Identify each line in the records below that contains the word "Holy", and copy it.
==== EXTRACTED RECORDS
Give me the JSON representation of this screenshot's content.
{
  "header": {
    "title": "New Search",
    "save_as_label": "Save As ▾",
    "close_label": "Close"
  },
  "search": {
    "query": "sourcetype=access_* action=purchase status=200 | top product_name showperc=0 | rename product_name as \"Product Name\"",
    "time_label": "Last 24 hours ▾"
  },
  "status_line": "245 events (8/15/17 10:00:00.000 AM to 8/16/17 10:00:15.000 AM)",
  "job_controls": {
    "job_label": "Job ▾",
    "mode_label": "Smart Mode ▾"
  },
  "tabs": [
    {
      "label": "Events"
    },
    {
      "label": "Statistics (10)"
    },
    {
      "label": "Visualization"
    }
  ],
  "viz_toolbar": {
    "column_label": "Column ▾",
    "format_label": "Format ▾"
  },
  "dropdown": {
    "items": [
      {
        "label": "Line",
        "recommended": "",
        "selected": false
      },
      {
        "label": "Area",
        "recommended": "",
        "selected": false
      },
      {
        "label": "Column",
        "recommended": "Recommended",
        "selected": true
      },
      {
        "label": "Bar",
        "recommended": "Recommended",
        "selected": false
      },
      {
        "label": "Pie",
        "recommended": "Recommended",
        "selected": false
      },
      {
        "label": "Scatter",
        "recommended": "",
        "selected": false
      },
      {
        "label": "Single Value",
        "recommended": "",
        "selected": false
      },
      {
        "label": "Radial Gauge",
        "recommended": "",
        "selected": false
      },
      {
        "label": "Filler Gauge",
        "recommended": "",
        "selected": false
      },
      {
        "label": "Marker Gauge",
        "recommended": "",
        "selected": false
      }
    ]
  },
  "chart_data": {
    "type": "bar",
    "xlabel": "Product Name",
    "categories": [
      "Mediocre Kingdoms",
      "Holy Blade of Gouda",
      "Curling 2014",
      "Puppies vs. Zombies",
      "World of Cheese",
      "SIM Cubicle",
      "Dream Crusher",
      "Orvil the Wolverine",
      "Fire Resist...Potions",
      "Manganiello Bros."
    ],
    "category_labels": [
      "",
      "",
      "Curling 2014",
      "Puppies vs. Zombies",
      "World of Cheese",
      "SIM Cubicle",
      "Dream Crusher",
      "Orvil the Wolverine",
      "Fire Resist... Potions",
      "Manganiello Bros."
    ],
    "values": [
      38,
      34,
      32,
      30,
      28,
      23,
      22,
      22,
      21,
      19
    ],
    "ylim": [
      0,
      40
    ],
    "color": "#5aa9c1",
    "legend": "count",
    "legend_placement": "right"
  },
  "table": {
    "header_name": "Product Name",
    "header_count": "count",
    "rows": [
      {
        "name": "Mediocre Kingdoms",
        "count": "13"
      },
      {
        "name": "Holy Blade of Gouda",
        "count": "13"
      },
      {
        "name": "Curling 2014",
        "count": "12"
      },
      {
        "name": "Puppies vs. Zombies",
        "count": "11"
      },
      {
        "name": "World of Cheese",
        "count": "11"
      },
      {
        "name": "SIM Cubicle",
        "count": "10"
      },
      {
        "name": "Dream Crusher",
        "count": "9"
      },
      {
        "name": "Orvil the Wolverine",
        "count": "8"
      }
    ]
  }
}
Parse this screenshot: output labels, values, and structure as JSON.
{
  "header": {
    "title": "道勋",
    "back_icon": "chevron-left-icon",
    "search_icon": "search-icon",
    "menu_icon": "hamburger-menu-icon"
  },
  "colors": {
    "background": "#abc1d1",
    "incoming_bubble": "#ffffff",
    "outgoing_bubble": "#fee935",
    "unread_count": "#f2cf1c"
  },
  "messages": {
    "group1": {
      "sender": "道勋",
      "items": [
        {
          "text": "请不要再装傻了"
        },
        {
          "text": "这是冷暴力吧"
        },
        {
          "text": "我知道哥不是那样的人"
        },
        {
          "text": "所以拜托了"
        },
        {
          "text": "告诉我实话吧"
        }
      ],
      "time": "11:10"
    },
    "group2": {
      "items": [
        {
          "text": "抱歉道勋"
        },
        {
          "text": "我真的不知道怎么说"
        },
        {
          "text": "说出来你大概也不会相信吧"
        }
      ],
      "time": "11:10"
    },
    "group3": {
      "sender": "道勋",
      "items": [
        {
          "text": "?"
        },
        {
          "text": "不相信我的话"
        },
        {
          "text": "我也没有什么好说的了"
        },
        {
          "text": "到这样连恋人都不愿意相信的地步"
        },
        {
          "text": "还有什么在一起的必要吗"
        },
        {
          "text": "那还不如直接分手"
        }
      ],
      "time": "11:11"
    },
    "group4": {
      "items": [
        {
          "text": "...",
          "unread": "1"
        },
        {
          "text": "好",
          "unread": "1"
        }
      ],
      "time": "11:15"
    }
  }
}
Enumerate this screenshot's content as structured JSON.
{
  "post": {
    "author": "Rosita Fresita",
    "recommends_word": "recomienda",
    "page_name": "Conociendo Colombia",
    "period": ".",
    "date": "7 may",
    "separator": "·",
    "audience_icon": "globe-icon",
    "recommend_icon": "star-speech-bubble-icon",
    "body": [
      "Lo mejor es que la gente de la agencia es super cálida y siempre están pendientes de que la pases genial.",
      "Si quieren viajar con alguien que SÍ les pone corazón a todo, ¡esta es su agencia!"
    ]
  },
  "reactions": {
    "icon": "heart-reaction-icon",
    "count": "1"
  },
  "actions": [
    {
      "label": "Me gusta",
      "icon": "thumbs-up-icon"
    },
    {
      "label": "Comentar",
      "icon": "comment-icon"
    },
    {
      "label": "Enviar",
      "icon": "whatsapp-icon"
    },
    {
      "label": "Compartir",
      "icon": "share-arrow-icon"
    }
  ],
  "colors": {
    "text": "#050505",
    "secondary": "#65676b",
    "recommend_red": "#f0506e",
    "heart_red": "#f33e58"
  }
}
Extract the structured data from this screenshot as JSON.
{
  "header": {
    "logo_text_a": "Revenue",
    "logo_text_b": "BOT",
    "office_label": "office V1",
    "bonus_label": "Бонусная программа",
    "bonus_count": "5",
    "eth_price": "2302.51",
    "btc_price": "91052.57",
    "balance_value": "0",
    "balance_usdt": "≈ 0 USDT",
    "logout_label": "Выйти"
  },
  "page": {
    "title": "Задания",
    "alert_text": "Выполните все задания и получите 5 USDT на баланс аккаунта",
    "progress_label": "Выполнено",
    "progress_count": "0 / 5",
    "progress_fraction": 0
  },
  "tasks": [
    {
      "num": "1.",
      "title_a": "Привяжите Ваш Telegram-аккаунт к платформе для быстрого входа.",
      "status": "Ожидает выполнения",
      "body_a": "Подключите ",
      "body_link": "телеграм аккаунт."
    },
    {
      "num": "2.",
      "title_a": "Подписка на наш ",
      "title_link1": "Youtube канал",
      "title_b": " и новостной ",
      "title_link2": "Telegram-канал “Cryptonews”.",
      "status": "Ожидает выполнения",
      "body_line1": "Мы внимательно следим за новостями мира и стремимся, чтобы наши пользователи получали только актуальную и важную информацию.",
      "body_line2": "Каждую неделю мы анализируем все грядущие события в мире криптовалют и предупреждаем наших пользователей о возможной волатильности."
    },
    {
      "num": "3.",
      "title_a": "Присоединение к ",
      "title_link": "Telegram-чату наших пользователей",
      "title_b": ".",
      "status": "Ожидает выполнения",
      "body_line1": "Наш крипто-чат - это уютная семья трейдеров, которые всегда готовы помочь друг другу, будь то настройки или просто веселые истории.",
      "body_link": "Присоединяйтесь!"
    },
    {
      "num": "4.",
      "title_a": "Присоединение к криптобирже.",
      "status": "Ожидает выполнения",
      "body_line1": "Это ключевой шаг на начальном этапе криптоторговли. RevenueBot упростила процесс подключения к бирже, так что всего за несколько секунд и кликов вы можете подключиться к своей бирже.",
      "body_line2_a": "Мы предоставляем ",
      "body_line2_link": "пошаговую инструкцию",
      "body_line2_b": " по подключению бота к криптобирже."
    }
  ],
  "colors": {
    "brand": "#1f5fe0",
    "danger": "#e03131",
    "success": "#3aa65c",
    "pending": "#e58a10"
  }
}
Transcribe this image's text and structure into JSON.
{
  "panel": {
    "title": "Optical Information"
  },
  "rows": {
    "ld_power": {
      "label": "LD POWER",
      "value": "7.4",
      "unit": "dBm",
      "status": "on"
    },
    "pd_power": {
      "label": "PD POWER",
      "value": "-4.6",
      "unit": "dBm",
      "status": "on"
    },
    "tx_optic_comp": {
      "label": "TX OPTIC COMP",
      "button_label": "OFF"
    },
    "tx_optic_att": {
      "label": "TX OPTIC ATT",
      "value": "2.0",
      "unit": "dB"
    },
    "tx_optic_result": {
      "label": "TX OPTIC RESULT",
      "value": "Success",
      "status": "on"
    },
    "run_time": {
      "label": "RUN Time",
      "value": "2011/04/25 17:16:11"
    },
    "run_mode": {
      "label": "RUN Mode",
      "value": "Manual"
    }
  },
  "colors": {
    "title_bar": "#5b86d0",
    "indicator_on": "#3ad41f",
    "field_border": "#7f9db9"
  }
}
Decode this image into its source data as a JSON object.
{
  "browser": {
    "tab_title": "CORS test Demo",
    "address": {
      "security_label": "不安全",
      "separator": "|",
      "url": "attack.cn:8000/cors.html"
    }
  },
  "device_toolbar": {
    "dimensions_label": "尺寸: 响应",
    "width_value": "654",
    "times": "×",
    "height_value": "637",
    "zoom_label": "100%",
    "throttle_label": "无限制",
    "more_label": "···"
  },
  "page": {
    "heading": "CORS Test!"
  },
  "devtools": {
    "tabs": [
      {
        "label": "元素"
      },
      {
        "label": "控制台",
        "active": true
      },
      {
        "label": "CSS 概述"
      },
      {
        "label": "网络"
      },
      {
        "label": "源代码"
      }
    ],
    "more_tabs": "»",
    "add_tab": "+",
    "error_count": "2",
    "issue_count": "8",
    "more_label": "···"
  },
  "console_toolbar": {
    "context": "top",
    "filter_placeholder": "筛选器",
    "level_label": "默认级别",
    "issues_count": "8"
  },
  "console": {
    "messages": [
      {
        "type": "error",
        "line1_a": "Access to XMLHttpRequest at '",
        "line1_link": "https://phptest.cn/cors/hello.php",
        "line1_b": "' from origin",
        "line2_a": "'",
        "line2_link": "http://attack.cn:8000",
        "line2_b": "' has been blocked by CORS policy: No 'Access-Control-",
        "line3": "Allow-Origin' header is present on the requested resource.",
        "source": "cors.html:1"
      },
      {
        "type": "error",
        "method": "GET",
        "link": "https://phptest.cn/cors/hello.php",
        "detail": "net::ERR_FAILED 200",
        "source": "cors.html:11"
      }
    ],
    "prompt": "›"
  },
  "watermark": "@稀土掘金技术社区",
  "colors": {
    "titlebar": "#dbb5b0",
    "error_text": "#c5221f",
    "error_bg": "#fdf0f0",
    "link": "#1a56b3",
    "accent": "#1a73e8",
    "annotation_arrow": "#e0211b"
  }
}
========
**EXERCISE OUTPUT**
      "Holy Blade of Gouda",
        "name": "Holy Blade of Gouda",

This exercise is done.